Task details
List each line in the records that contains the string "bushing". Case counts.

(Stored items)
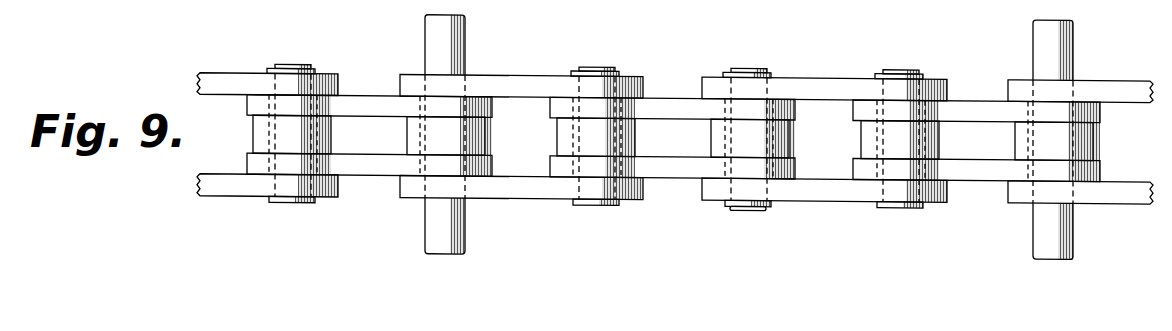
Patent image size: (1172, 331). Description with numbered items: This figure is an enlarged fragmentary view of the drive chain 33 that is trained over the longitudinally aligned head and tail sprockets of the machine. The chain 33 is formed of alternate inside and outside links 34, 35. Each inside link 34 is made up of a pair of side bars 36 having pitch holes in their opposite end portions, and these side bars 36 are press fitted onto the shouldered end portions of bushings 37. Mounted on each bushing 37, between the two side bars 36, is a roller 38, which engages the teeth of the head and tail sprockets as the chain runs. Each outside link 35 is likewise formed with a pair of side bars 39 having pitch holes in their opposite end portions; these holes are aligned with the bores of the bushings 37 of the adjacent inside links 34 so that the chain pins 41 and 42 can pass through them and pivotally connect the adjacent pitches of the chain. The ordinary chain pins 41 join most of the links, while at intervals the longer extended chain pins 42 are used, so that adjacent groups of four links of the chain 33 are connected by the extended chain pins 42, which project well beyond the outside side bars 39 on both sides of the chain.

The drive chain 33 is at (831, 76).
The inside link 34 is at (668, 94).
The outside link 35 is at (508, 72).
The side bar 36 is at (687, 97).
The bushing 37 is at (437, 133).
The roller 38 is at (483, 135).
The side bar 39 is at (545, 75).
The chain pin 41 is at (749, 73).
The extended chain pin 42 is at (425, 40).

Answer to the exercise
Patent image size: (1172, 331). Description with numbered items: This figure is an enlarged fragmentary view of the drive chain 33 that is trained over the longitudinally aligned head and tail sprockets of the machine. The chain 33 is formed of alternate inside and outside links 34, 35. Each inside link 34 is made up of a pair of side bars 36 having pitch holes in their opposite end portions, and these side bars 36 are press fitted onto the shouldered end portions of bushings 37. Mounted on each bushing 37, between the two side bars 36, is a roller 38, which engages the teeth of the head and tail sprockets as the chain runs. Each outside link 35 is likewise formed with a pair of side bars 39 having pitch holes in their opposite end portions; these holes are aligned with the bores of the bushings 37 of the adjacent inside links 34 so that the chain pins 41 and 42 can pass through them and pivotally connect the adjacent pitches of the chain. The ordinary chain pins 41 join most of the links, while at intervals the longer extended chain pins 42 are used, so that adjacent groups of four links of the chain 33 are connected by the extended chain pins 42, which project well beyond the outside side bars 39 on both sides of the chain.
The bushing 37 is at (437, 133).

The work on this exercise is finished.